-- Start of Provided material --

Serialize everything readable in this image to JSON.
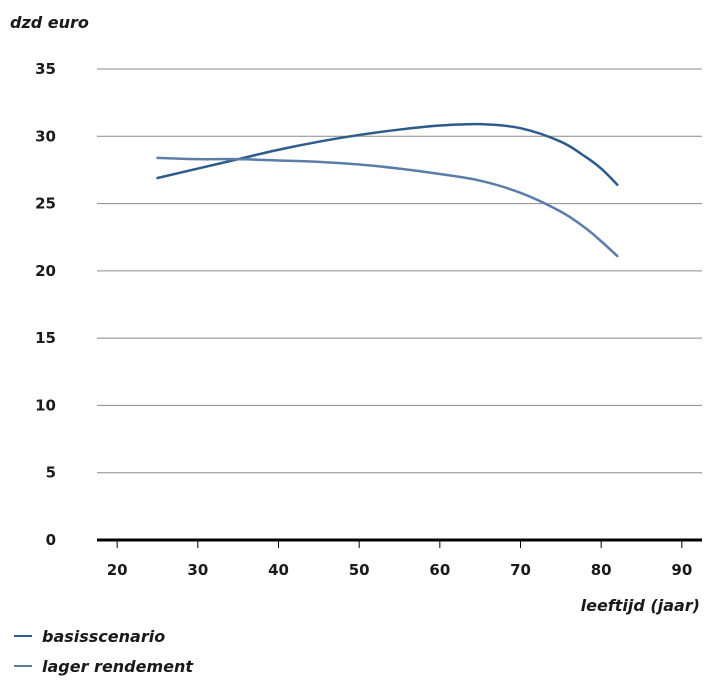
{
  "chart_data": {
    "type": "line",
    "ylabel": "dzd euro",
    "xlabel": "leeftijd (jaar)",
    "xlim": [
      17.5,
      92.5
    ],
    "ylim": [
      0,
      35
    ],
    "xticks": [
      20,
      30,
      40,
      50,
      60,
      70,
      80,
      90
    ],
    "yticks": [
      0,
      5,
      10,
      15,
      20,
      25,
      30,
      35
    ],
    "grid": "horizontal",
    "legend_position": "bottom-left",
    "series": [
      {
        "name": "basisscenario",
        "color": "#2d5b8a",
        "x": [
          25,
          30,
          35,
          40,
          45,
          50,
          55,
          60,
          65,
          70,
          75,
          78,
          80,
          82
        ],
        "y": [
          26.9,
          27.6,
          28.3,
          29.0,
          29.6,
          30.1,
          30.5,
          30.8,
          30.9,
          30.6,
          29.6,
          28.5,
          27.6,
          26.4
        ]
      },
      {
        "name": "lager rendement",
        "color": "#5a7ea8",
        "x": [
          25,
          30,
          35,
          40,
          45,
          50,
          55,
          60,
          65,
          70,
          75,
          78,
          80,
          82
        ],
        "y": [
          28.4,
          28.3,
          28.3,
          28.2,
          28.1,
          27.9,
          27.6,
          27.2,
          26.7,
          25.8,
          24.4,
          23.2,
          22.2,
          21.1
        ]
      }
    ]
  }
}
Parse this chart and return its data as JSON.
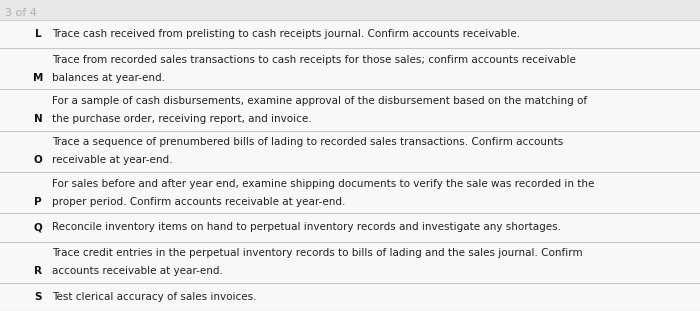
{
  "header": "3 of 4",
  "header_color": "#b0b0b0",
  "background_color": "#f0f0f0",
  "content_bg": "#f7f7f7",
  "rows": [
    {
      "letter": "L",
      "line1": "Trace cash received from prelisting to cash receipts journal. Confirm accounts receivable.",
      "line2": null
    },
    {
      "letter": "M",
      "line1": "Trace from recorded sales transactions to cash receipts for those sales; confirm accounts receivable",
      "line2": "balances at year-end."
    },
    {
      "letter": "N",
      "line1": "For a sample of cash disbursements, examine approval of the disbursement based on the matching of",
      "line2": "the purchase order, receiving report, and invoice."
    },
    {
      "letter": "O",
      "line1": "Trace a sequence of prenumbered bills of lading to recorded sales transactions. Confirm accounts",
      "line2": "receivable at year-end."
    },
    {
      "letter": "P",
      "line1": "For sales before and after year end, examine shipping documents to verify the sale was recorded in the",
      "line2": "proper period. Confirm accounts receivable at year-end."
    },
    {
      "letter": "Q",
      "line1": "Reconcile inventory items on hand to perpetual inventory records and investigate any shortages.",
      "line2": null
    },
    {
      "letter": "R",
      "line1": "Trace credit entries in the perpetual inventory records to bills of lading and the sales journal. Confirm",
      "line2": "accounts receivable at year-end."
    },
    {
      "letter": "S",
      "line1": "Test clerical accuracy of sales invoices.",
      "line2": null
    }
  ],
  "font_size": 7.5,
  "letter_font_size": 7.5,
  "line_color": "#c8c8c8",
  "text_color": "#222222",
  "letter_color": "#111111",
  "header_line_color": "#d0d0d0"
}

-- End of Provided material --

* **Written instruction**:
For the entries shown above, give the number of lines that include the word "JSON", without any other text.

* **Solution for this problem**:
2